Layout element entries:
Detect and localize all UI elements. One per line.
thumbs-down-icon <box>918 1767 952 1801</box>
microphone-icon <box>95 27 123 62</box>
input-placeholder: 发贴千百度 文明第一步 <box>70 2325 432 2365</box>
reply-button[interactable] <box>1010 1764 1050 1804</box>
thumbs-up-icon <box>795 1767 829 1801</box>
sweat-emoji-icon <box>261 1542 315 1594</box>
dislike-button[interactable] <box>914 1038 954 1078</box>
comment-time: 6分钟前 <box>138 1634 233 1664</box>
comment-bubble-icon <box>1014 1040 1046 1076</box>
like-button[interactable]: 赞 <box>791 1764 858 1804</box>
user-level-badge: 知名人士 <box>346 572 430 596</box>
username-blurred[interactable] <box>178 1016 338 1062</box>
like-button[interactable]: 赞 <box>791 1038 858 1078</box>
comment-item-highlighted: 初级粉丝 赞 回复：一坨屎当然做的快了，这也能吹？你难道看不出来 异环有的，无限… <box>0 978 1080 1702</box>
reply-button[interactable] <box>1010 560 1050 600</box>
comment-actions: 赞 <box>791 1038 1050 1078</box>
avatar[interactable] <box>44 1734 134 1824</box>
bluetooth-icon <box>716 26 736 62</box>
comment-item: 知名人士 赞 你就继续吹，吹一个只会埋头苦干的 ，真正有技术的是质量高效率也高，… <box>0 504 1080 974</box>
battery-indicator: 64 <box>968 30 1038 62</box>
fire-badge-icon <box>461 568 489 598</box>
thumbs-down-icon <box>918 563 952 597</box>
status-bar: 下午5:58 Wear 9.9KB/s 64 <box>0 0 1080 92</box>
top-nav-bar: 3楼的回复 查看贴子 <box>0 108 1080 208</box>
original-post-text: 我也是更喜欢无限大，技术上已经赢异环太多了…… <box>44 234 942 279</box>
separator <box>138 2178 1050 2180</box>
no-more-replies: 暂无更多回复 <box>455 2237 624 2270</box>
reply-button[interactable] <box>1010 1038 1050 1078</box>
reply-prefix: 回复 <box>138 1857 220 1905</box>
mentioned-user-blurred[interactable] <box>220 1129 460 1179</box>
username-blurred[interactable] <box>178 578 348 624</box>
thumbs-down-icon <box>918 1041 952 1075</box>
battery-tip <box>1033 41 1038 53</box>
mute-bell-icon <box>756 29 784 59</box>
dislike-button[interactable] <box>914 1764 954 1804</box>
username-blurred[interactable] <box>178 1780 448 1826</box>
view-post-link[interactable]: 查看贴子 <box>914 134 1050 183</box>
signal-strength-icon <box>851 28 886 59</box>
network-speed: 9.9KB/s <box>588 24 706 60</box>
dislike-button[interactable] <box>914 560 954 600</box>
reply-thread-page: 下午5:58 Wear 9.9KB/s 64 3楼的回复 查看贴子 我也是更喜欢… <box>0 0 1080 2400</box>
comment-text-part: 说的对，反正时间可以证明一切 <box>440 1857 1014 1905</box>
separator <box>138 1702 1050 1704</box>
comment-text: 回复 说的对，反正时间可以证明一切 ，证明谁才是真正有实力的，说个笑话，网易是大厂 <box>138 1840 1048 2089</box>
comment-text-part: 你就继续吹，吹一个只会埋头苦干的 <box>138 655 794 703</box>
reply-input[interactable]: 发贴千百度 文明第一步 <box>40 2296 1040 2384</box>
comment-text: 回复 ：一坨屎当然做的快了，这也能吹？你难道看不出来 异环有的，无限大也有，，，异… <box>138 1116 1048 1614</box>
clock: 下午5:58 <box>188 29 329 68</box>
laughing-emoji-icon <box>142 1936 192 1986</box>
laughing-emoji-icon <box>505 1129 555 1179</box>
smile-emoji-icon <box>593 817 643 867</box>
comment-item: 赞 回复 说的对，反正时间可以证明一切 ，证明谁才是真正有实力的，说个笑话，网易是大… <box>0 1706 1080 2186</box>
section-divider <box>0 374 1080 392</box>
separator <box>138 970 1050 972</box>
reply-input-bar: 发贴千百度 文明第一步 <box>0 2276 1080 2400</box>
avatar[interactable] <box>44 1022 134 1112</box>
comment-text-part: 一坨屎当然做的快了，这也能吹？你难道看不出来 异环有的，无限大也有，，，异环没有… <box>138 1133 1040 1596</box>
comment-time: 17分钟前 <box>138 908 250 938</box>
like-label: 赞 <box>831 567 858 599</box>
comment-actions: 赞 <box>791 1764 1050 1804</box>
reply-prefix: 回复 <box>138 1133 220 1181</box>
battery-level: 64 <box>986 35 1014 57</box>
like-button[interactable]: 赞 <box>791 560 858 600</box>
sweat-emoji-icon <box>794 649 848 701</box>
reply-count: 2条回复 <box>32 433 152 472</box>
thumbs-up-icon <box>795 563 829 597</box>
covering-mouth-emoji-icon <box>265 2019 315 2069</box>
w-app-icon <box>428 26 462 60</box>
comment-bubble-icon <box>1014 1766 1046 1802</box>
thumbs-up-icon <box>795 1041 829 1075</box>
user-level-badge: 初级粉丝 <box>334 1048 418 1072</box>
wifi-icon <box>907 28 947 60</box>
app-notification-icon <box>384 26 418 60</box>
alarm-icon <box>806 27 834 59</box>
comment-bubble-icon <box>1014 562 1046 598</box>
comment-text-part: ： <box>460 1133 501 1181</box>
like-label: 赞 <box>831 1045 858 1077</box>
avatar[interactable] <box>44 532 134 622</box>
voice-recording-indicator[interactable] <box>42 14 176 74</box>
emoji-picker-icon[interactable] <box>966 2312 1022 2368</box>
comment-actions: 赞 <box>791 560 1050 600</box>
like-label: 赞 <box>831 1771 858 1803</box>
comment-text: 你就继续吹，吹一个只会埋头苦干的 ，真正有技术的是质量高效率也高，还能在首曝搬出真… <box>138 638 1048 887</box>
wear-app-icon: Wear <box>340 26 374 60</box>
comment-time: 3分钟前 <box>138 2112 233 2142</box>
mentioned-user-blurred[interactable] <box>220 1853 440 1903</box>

- _The problem_
Copy out every line of the listing above without altering anything.

- _Correct output_
Detect and localize all UI elements. One per line.
thumbs-down-icon <box>918 1767 952 1801</box>
microphone-icon <box>95 27 123 62</box>
input-placeholder: 发贴千百度 文明第一步 <box>70 2325 432 2365</box>
reply-button[interactable] <box>1010 1764 1050 1804</box>
thumbs-up-icon <box>795 1767 829 1801</box>
sweat-emoji-icon <box>261 1542 315 1594</box>
dislike-button[interactable] <box>914 1038 954 1078</box>
comment-time: 6分钟前 <box>138 1634 233 1664</box>
comment-bubble-icon <box>1014 1040 1046 1076</box>
like-button[interactable]: 赞 <box>791 1764 858 1804</box>
user-level-badge: 知名人士 <box>346 572 430 596</box>
username-blurred[interactable] <box>178 1016 338 1062</box>
like-button[interactable]: 赞 <box>791 1038 858 1078</box>
comment-item-highlighted: 初级粉丝 赞 回复：一坨屎当然做的快了，这也能吹？你难道看不出来 异环有的，无限… <box>0 978 1080 1702</box>
reply-button[interactable] <box>1010 560 1050 600</box>
comment-actions: 赞 <box>791 1038 1050 1078</box>
avatar[interactable] <box>44 1734 134 1824</box>
bluetooth-icon <box>716 26 736 62</box>
comment-item: 知名人士 赞 你就继续吹，吹一个只会埋头苦干的 ，真正有技术的是质量高效率也高，… <box>0 504 1080 974</box>
battery-indicator: 64 <box>968 30 1038 62</box>
fire-badge-icon <box>461 568 489 598</box>
thumbs-down-icon <box>918 563 952 597</box>
status-bar: 下午5:58 Wear 9.9KB/s 64 <box>0 0 1080 92</box>
top-nav-bar: 3楼的回复 查看贴子 <box>0 108 1080 208</box>
original-post-text: 我也是更喜欢无限大，技术上已经赢异环太多了…… <box>44 234 942 279</box>
separator <box>138 2178 1050 2180</box>
no-more-replies: 暂无更多回复 <box>455 2237 624 2270</box>
reply-button[interactable] <box>1010 1038 1050 1078</box>
reply-prefix: 回复 <box>138 1857 220 1905</box>
mentioned-user-blurred[interactable] <box>220 1129 460 1179</box>
username-blurred[interactable] <box>178 578 348 624</box>
thumbs-down-icon <box>918 1041 952 1075</box>
battery-tip <box>1033 41 1038 53</box>
mute-bell-icon <box>756 29 784 59</box>
dislike-button[interactable] <box>914 1764 954 1804</box>
username-blurred[interactable] <box>178 1780 448 1826</box>
view-post-link[interactable]: 查看贴子 <box>914 134 1050 183</box>
signal-strength-icon <box>851 28 886 59</box>
network-speed: 9.9KB/s <box>588 24 706 60</box>
dislike-button[interactable] <box>914 560 954 600</box>
reply-thread-page: 下午5:58 Wear 9.9KB/s 64 3楼的回复 查看贴子 我也是更喜欢… <box>0 0 1080 2400</box>
comment-text-part: 说的对，反正时间可以证明一切 <box>440 1857 1014 1905</box>
separator <box>138 1702 1050 1704</box>
comment-text: 回复 说的对，反正时间可以证明一切 ，证明谁才是真正有实力的，说个笑话，网易是大厂 <box>138 1840 1048 2089</box>
comment-text-part: 你就继续吹，吹一个只会埋头苦干的 <box>138 655 794 703</box>
reply-input[interactable]: 发贴千百度 文明第一步 <box>40 2296 1040 2384</box>
comment-text: 回复 ：一坨屎当然做的快了，这也能吹？你难道看不出来 异环有的，无限大也有，，，异… <box>138 1116 1048 1614</box>
clock: 下午5:58 <box>188 29 329 68</box>
laughing-emoji-icon <box>142 1936 192 1986</box>
laughing-emoji-icon <box>505 1129 555 1179</box>
smile-emoji-icon <box>593 817 643 867</box>
comment-item: 赞 回复 说的对，反正时间可以证明一切 ，证明谁才是真正有实力的，说个笑话，网易是大… <box>0 1706 1080 2186</box>
section-divider <box>0 374 1080 392</box>
separator <box>138 970 1050 972</box>
reply-input-bar: 发贴千百度 文明第一步 <box>0 2276 1080 2400</box>
avatar[interactable] <box>44 1022 134 1112</box>
comment-text-part: 一坨屎当然做的快了，这也能吹？你难道看不出来 异环有的，无限大也有，，，异环没有… <box>138 1133 1040 1596</box>
comment-time: 17分钟前 <box>138 908 250 938</box>
like-label: 赞 <box>831 567 858 599</box>
comment-actions: 赞 <box>791 1764 1050 1804</box>
reply-prefix: 回复 <box>138 1133 220 1181</box>
battery-level: 64 <box>986 35 1014 57</box>
like-button[interactable]: 赞 <box>791 560 858 600</box>
sweat-emoji-icon <box>794 649 848 701</box>
reply-count: 2条回复 <box>32 433 152 472</box>
thumbs-up-icon <box>795 563 829 597</box>
covering-mouth-emoji-icon <box>265 2019 315 2069</box>
w-app-icon <box>428 26 462 60</box>
comment-bubble-icon <box>1014 1766 1046 1802</box>
thumbs-up-icon <box>795 1041 829 1075</box>
user-level-badge: 初级粉丝 <box>334 1048 418 1072</box>
wifi-icon <box>907 28 947 60</box>
app-notification-icon <box>384 26 418 60</box>
alarm-icon <box>806 27 834 59</box>
comment-bubble-icon <box>1014 562 1046 598</box>
comment-text-part: ： <box>460 1133 501 1181</box>
like-label: 赞 <box>831 1045 858 1077</box>
avatar[interactable] <box>44 532 134 622</box>
voice-recording-indicator[interactable] <box>42 14 176 74</box>
emoji-picker-icon[interactable] <box>966 2312 1022 2368</box>
comment-actions: 赞 <box>791 560 1050 600</box>
like-label: 赞 <box>831 1771 858 1803</box>
comment-text: 你就继续吹，吹一个只会埋头苦干的 ，真正有技术的是质量高效率也高，还能在首曝搬出真… <box>138 638 1048 887</box>
wear-app-icon: Wear <box>340 26 374 60</box>
comment-time: 3分钟前 <box>138 2112 233 2142</box>
mentioned-user-blurred[interactable] <box>220 1853 440 1903</box>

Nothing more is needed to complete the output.